Spot each line in the records below where the word "полной" occurs, then copy it.

+++ Provided information +++

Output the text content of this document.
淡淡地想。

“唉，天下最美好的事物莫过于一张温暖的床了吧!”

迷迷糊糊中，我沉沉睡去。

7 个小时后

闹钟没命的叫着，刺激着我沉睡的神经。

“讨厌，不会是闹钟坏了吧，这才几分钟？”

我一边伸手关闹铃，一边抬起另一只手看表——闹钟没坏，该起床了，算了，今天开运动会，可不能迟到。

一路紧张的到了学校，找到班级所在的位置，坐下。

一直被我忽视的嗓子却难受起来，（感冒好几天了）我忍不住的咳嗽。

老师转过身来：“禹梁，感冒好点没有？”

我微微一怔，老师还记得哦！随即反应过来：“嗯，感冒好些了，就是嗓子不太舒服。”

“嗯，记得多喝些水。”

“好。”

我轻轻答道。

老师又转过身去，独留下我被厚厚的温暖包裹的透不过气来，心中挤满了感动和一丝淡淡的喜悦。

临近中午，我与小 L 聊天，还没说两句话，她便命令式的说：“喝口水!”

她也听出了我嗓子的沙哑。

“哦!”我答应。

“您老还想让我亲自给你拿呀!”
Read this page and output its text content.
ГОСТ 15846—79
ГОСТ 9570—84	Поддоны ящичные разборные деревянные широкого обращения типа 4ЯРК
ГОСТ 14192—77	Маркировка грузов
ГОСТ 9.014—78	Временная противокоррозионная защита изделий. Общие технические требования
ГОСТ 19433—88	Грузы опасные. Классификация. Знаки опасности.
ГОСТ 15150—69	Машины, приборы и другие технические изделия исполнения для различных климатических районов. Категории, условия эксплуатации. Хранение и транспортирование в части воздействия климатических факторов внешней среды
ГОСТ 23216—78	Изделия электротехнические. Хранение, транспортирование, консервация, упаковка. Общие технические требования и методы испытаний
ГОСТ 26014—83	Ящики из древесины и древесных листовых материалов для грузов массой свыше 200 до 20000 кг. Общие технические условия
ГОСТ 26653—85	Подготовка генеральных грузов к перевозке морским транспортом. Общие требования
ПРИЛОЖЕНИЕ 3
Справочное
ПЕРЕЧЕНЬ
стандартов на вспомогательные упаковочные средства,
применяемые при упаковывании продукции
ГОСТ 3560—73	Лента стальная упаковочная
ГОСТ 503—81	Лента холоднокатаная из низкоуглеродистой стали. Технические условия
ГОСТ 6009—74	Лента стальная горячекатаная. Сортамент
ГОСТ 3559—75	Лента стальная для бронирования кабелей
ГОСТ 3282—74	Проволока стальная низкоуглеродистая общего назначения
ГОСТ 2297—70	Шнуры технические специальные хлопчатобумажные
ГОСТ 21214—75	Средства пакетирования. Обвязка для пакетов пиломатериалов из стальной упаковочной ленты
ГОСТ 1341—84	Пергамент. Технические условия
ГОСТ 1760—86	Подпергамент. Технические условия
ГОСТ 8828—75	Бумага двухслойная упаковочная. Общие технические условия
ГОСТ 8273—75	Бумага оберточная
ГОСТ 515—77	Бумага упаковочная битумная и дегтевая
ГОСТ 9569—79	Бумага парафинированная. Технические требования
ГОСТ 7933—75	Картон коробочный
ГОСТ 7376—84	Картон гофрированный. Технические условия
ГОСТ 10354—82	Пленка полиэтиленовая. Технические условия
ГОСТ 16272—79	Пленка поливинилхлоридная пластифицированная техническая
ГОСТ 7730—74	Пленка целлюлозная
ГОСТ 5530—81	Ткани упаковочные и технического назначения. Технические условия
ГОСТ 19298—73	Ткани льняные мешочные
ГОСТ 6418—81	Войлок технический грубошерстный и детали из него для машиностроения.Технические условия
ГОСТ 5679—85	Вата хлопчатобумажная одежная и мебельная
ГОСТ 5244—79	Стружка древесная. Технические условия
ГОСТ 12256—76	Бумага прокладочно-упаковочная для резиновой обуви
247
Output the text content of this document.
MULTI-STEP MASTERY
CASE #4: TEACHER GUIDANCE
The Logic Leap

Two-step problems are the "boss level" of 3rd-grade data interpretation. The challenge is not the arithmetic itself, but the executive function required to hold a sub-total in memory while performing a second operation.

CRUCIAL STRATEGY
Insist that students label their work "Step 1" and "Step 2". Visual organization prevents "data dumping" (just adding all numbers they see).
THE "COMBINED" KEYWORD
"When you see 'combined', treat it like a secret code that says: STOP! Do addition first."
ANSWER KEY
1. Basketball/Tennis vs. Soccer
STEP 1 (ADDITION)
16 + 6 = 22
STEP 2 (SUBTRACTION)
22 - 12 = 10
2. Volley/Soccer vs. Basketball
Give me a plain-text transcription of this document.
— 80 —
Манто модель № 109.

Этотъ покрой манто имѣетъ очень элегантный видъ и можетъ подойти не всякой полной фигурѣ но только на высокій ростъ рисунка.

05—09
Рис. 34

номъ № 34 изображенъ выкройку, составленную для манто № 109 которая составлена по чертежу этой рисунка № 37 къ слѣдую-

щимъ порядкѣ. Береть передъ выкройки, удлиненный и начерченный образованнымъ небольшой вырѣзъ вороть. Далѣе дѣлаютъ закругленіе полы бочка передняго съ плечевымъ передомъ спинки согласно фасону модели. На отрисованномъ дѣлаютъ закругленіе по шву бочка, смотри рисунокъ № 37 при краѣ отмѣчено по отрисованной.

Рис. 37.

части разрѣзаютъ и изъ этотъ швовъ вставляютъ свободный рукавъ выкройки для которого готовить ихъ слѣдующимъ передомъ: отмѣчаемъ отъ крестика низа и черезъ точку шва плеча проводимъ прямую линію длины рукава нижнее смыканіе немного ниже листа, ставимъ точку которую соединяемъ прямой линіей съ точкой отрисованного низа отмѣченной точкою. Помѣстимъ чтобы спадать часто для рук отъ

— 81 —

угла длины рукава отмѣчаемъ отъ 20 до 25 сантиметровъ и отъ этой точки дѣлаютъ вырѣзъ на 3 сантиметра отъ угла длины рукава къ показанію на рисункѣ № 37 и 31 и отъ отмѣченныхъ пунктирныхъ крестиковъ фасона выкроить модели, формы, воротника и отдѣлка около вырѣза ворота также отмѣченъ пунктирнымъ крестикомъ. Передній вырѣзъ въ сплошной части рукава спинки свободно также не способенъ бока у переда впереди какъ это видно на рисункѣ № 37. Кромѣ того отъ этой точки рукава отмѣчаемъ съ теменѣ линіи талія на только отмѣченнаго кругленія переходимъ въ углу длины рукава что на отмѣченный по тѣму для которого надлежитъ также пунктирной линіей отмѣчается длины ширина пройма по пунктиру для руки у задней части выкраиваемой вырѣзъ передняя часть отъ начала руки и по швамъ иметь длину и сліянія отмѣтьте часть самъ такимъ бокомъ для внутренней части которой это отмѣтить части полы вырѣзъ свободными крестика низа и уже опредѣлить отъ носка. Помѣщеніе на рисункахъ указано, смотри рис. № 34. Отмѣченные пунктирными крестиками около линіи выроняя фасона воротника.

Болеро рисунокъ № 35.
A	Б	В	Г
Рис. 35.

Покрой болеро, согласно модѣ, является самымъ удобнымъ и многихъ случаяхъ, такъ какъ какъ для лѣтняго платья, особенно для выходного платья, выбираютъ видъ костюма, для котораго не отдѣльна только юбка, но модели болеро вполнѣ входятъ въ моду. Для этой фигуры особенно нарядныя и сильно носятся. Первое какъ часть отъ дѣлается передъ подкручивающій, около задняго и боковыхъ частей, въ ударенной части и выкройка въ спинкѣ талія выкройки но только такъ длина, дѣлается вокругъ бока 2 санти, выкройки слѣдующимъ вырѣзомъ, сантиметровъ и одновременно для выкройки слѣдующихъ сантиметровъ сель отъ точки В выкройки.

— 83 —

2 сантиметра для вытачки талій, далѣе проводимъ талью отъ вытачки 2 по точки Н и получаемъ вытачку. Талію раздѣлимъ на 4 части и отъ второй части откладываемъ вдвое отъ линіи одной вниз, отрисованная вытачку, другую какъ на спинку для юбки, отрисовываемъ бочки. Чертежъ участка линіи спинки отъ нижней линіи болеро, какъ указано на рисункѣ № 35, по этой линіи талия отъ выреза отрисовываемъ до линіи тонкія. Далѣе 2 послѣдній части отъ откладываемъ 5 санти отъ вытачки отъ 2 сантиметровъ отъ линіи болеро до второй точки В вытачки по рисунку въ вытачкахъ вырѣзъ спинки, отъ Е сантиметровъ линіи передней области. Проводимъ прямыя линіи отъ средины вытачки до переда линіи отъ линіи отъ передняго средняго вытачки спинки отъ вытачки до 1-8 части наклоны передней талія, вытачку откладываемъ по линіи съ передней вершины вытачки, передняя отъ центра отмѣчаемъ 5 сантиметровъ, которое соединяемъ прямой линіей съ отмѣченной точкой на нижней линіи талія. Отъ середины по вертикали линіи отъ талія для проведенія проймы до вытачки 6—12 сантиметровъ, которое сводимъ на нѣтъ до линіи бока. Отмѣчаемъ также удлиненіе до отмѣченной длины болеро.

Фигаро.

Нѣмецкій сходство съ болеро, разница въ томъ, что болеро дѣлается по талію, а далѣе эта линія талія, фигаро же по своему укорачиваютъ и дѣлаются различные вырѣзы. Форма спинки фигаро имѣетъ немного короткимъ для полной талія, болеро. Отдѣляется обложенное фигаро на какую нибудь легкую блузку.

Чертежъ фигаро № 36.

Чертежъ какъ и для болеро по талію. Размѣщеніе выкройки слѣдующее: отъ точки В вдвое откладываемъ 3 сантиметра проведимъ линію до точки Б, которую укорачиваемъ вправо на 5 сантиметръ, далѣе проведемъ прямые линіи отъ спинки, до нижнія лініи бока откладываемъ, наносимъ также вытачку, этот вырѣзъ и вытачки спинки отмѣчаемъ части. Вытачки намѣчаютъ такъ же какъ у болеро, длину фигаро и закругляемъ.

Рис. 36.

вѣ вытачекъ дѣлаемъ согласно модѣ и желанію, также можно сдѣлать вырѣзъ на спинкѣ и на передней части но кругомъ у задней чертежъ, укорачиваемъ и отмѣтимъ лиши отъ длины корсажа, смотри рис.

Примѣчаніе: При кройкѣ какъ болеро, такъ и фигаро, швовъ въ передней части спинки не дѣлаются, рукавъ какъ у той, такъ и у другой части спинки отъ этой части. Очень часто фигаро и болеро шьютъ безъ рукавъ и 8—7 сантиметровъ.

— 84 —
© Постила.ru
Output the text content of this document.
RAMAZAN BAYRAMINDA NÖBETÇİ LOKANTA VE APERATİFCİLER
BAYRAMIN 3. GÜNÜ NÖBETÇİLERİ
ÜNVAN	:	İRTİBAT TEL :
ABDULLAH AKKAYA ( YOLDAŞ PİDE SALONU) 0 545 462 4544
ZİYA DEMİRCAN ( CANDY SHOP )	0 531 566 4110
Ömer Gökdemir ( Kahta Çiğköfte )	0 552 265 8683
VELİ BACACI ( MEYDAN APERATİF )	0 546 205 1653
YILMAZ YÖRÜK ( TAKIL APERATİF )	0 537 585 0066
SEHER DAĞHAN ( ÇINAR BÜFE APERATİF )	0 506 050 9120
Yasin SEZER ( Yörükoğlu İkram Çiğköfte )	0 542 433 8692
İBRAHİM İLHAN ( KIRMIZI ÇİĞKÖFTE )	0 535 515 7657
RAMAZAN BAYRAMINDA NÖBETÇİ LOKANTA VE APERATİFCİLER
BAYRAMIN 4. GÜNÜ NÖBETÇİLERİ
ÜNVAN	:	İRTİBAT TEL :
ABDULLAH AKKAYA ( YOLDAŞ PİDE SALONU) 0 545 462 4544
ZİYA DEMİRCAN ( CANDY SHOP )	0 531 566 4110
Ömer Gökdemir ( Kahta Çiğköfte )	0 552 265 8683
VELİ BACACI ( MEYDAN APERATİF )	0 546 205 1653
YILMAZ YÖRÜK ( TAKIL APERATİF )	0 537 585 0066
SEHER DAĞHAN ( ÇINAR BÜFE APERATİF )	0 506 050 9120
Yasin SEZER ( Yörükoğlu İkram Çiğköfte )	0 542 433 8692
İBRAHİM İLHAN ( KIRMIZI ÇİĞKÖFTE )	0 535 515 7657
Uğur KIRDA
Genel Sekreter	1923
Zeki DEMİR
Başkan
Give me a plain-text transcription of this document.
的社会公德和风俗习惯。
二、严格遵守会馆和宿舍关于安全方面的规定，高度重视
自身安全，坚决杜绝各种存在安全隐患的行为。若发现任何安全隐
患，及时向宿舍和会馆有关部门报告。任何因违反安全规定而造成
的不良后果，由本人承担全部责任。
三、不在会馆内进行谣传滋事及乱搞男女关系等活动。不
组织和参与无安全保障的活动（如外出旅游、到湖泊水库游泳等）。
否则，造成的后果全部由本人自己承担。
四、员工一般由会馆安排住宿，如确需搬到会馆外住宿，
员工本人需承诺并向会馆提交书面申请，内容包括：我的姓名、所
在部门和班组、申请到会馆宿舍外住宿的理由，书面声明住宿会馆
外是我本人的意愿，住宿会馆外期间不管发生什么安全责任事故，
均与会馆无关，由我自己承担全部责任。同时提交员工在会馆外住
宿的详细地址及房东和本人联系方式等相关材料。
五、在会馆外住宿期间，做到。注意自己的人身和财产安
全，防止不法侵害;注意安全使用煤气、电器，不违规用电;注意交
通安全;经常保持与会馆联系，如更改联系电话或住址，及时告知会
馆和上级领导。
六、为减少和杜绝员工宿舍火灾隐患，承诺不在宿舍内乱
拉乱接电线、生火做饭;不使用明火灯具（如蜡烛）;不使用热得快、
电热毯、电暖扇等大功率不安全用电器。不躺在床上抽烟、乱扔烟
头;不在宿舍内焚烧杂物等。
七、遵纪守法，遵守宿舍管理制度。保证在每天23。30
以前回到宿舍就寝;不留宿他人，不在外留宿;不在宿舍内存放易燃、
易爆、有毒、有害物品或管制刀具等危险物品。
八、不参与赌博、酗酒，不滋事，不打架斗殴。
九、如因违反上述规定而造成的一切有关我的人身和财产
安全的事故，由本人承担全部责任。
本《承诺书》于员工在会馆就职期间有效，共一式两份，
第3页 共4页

+++

**Reply**
Этотъ покрой манто имѣетъ очень элегантный видъ и можетъ подойти не всякой полной фигурѣ но только на высокій ростъ рисунка.
Нѣмецкій сходство съ болеро, разница въ томъ, что болеро дѣлается по талію, а далѣе эта линія талія, фигаро же по своему укорачиваютъ и дѣлаются различные вырѣзы. Форма спинки фигаро имѣетъ немного короткимъ для полной талія, болеро. Отдѣляется обложенное фигаро на какую нибудь легкую блузку.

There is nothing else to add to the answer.